### Data extract
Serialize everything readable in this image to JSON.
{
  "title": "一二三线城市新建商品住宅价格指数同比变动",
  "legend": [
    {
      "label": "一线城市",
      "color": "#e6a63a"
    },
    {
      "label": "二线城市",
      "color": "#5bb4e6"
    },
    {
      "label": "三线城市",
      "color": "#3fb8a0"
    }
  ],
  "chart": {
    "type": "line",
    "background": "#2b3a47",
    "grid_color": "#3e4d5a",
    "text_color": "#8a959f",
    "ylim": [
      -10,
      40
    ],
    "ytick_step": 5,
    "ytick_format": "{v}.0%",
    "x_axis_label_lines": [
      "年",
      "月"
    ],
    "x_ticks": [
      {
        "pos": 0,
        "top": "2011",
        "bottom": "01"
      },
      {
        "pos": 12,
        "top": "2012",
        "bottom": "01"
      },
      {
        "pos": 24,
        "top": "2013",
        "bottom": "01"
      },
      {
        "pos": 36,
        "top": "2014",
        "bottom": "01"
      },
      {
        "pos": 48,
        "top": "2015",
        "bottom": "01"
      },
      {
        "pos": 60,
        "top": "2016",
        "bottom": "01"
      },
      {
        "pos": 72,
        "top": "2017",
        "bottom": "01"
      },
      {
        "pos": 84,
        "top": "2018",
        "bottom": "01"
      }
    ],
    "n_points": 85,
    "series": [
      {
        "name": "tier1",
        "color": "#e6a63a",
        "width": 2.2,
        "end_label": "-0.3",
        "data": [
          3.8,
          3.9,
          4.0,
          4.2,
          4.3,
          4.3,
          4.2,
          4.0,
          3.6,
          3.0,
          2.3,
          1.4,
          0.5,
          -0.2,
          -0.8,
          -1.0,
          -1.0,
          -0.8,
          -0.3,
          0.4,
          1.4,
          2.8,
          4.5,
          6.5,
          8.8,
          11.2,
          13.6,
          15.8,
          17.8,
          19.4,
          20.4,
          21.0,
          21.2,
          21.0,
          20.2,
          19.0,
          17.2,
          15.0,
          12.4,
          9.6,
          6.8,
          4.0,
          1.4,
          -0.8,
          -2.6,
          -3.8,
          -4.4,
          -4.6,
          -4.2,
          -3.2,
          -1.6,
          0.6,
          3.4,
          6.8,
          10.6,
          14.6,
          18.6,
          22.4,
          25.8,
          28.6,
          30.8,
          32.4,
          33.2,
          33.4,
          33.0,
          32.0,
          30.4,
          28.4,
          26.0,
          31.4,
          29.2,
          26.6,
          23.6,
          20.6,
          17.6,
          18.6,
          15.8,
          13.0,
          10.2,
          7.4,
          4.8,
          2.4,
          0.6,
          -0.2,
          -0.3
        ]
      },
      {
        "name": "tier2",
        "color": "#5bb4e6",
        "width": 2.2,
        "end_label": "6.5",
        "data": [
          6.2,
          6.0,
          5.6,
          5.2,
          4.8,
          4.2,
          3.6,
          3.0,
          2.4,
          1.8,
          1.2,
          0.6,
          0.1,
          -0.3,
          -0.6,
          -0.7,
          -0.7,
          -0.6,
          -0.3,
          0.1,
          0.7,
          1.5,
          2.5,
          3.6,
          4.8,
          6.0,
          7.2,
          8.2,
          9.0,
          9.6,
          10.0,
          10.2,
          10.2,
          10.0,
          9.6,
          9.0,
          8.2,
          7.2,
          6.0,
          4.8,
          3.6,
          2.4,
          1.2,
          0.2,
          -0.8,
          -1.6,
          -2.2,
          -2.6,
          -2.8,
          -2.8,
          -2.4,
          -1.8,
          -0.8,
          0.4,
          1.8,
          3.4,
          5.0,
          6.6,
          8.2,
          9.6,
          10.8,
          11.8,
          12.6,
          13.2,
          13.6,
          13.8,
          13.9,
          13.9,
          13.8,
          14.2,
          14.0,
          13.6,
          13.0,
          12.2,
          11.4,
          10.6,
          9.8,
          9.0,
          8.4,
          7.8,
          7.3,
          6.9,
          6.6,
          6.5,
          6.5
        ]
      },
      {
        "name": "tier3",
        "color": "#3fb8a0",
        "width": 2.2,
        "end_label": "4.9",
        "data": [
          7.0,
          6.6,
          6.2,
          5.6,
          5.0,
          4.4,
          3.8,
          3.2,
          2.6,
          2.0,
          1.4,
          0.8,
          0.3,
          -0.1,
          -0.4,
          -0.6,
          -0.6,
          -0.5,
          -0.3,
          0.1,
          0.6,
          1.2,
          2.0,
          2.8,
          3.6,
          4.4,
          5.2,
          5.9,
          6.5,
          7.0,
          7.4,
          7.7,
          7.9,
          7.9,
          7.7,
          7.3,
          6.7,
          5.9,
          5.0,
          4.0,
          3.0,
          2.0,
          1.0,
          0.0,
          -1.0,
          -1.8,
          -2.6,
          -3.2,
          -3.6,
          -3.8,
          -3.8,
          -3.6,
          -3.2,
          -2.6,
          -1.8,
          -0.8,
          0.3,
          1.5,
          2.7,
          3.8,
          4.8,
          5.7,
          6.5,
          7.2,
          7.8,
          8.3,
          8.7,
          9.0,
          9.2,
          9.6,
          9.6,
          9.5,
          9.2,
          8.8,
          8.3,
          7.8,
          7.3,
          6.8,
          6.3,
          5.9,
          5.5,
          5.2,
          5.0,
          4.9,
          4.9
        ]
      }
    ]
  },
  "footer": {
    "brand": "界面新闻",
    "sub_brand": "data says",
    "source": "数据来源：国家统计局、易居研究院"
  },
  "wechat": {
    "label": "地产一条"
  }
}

### Written problem
Copy out each line exactly.

### Exercise answer
Serialize everything readable in this image to JSON.
{
  "title": "一二三线城市新建商品住宅价格指数同比变动",
  "legend": [
    {
      "label": "一线城市",
      "color": "#e6a63a"
    },
    {
      "label": "二线城市",
      "color": "#5bb4e6"
    },
    {
      "label": "三线城市",
      "color": "#3fb8a0"
    }
  ],
  "chart": {
    "type": "line",
    "background": "#2b3a47",
    "grid_color": "#3e4d5a",
    "text_color": "#8a959f",
    "ylim": [
      -10,
      40
    ],
    "ytick_step": 5,
    "ytick_format": "{v}.0%",
    "x_axis_label_lines": [
      "年",
      "月"
    ],
    "x_ticks": [
      {
        "pos": 0,
        "top": "2011",
        "bottom": "01"
      },
      {
        "pos": 12,
        "top": "2012",
        "bottom": "01"
      },
      {
        "pos": 24,
        "top": "2013",
        "bottom": "01"
      },
      {
        "pos": 36,
        "top": "2014",
        "bottom": "01"
      },
      {
        "pos": 48,
        "top": "2015",
        "bottom": "01"
      },
      {
        "pos": 60,
        "top": "2016",
        "bottom": "01"
      },
      {
        "pos": 72,
        "top": "2017",
        "bottom": "01"
      },
      {
        "pos": 84,
        "top": "2018",
        "bottom": "01"
      }
    ],
    "n_points": 85,
    "series": [
      {
        "name": "tier1",
        "color": "#e6a63a",
        "width": 2.2,
        "end_label": "-0.3",
        "data": [
          3.8,
          3.9,
          4.0,
          4.2,
          4.3,
          4.3,
          4.2,
          4.0,
          3.6,
          3.0,
          2.3,
          1.4,
          0.5,
          -0.2,
          -0.8,
          -1.0,
          -1.0,
          -0.8,
          -0.3,
          0.4,
          1.4,
          2.8,
          4.5,
          6.5,
          8.8,
          11.2,
          13.6,
          15.8,
          17.8,
          19.4,
          20.4,
          21.0,
          21.2,
          21.0,
          20.2,
          19.0,
          17.2,
          15.0,
          12.4,
          9.6,
          6.8,
          4.0,
          1.4,
          -0.8,
          -2.6,
          -3.8,
          -4.4,
          -4.6,
          -4.2,
          -3.2,
          -1.6,
          0.6,
          3.4,
          6.8,
          10.6,
          14.6,
          18.6,
          22.4,
          25.8,
          28.6,
          30.8,
          32.4,
          33.2,
          33.4,
          33.0,
          32.0,
          30.4,
          28.4,
          26.0,
          31.4,
          29.2,
          26.6,
          23.6,
          20.6,
          17.6,
          18.6,
          15.8,
          13.0,
          10.2,
          7.4,
          4.8,
          2.4,
          0.6,
          -0.2,
          -0.3
        ]
      },
      {
        "name": "tier2",
        "color": "#5bb4e6",
        "width": 2.2,
        "end_label": "6.5",
        "data": [
          6.2,
          6.0,
          5.6,
          5.2,
          4.8,
          4.2,
          3.6,
          3.0,
          2.4,
          1.8,
          1.2,
          0.6,
          0.1,
          -0.3,
          -0.6,
          -0.7,
          -0.7,
          -0.6,
          -0.3,
          0.1,
          0.7,
          1.5,
          2.5,
          3.6,
          4.8,
          6.0,
          7.2,
          8.2,
          9.0,
          9.6,
          10.0,
          10.2,
          10.2,
          10.0,
          9.6,
          9.0,
          8.2,
          7.2,
          6.0,
          4.8,
          3.6,
          2.4,
          1.2,
          0.2,
          -0.8,
          -1.6,
          -2.2,
          -2.6,
          -2.8,
          -2.8,
          -2.4,
          -1.8,
          -0.8,
          0.4,
          1.8,
          3.4,
          5.0,
          6.6,
          8.2,
          9.6,
          10.8,
          11.8,
          12.6,
          13.2,
          13.6,
          13.8,
          13.9,
          13.9,
          13.8,
          14.2,
          14.0,
          13.6,
          13.0,
          12.2,
          11.4,
          10.6,
          9.8,
          9.0,
          8.4,
          7.8,
          7.3,
          6.9,
          6.6,
          6.5,
          6.5
        ]
      },
      {
        "name": "tier3",
        "color": "#3fb8a0",
        "width": 2.2,
        "end_label": "4.9",
        "data": [
          7.0,
          6.6,
          6.2,
          5.6,
          5.0,
          4.4,
          3.8,
          3.2,
          2.6,
          2.0,
          1.4,
          0.8,
          0.3,
          -0.1,
          -0.4,
          -0.6,
          -0.6,
          -0.5,
          -0.3,
          0.1,
          0.6,
          1.2,
          2.0,
          2.8,
          3.6,
          4.4,
          5.2,
          5.9,
          6.5,
          7.0,
          7.4,
          7.7,
          7.9,
          7.9,
          7.7,
          7.3,
          6.7,
          5.9,
          5.0,
          4.0,
          3.0,
          2.0,
          1.0,
          0.0,
          -1.0,
          -1.8,
          -2.6,
          -3.2,
          -3.6,
          -3.8,
          -3.8,
          -3.6,
          -3.2,
          -2.6,
          -1.8,
          -0.8,
          0.3,
          1.5,
          2.7,
          3.8,
          4.8,
          5.7,
          6.5,
          7.2,
          7.8,
          8.3,
          8.7,
          9.0,
          9.2,
          9.6,
          9.6,
          9.5,
          9.2,
          8.8,
          8.3,
          7.8,
          7.3,
          6.8,
          6.3,
          5.9,
          5.5,
          5.2,
          5.0,
          4.9,
          4.9
        ]
      }
    ]
  },
  "footer": {
    "brand": "界面新闻",
    "sub_brand": "data says",
    "source": "数据来源：国家统计局、易居研究院"
  },
  "wechat": {
    "label": "地产一条"
  }
}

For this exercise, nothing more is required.